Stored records
+-------+

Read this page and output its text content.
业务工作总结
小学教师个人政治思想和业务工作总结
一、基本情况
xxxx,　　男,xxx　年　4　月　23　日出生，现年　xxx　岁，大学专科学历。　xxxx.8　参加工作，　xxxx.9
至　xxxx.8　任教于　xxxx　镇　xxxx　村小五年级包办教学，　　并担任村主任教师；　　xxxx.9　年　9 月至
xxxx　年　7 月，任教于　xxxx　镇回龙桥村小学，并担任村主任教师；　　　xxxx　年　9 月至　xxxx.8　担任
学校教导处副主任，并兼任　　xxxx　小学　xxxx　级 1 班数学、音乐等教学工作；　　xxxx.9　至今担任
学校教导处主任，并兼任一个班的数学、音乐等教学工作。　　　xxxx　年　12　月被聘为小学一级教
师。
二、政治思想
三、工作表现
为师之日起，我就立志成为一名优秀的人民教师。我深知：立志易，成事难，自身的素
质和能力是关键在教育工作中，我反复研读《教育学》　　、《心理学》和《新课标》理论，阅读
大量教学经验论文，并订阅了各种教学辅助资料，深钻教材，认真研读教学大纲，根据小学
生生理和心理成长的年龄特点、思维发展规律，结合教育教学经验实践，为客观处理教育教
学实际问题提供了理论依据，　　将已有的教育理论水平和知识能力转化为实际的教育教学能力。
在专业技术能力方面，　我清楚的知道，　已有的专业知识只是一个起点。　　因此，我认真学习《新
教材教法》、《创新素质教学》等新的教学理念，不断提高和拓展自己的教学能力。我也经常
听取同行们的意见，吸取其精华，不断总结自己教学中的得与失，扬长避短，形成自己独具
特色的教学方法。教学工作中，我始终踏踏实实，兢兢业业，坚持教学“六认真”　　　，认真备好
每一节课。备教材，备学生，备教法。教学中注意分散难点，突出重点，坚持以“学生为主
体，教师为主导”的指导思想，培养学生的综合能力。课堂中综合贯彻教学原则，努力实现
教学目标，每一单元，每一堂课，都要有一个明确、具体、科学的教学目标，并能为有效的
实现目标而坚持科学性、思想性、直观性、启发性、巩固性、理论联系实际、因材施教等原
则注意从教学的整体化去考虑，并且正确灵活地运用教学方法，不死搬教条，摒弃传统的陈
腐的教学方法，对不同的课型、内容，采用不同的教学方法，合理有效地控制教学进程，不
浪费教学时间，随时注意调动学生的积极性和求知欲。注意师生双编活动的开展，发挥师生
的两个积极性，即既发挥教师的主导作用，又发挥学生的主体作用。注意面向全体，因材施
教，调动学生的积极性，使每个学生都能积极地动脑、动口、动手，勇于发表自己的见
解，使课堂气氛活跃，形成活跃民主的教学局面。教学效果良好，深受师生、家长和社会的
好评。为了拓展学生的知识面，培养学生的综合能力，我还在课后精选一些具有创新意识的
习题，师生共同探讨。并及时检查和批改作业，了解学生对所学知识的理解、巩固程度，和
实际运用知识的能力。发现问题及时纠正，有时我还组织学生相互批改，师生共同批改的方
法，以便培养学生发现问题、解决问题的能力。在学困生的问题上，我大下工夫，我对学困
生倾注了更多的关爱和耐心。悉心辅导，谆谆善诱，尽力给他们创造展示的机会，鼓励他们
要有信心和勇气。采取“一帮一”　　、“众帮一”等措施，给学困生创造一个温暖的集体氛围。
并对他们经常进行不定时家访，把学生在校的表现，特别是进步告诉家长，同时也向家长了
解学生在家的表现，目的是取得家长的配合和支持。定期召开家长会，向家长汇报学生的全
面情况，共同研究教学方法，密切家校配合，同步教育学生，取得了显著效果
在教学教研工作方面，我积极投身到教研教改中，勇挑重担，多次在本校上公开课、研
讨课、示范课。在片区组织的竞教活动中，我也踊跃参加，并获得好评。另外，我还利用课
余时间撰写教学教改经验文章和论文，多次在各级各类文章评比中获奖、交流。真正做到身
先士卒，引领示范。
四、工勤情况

+-------+

## DIRECTIONS
Find all lines holding the string "音乐等教学工作" and copy them.

## RESULT FOR THIS TASK
学校教导处副主任，并兼任　　xxxx　小学　xxxx　级 1 班数学、音乐等教学工作；　　xxxx.9　至今担任
学校教导处主任，并兼任一个班的数学、音乐等教学工作。　　　xxxx　年　12　月被聘为小学一级教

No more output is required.